▸ DATASET EXTRACT
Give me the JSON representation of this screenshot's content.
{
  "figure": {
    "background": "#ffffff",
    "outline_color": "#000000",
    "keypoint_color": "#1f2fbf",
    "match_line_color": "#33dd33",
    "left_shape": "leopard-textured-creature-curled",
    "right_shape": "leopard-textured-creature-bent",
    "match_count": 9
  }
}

▸ DIRECTIONS
Each record must be repeated exactly as it is.

▸ THE OUTPUT
Give me the JSON representation of this screenshot's content.
{
  "figure": {
    "background": "#ffffff",
    "outline_color": "#000000",
    "keypoint_color": "#1f2fbf",
    "match_line_color": "#33dd33",
    "left_shape": "leopard-textured-creature-curled",
    "right_shape": "leopard-textured-creature-bent",
    "match_count": 9
  }
}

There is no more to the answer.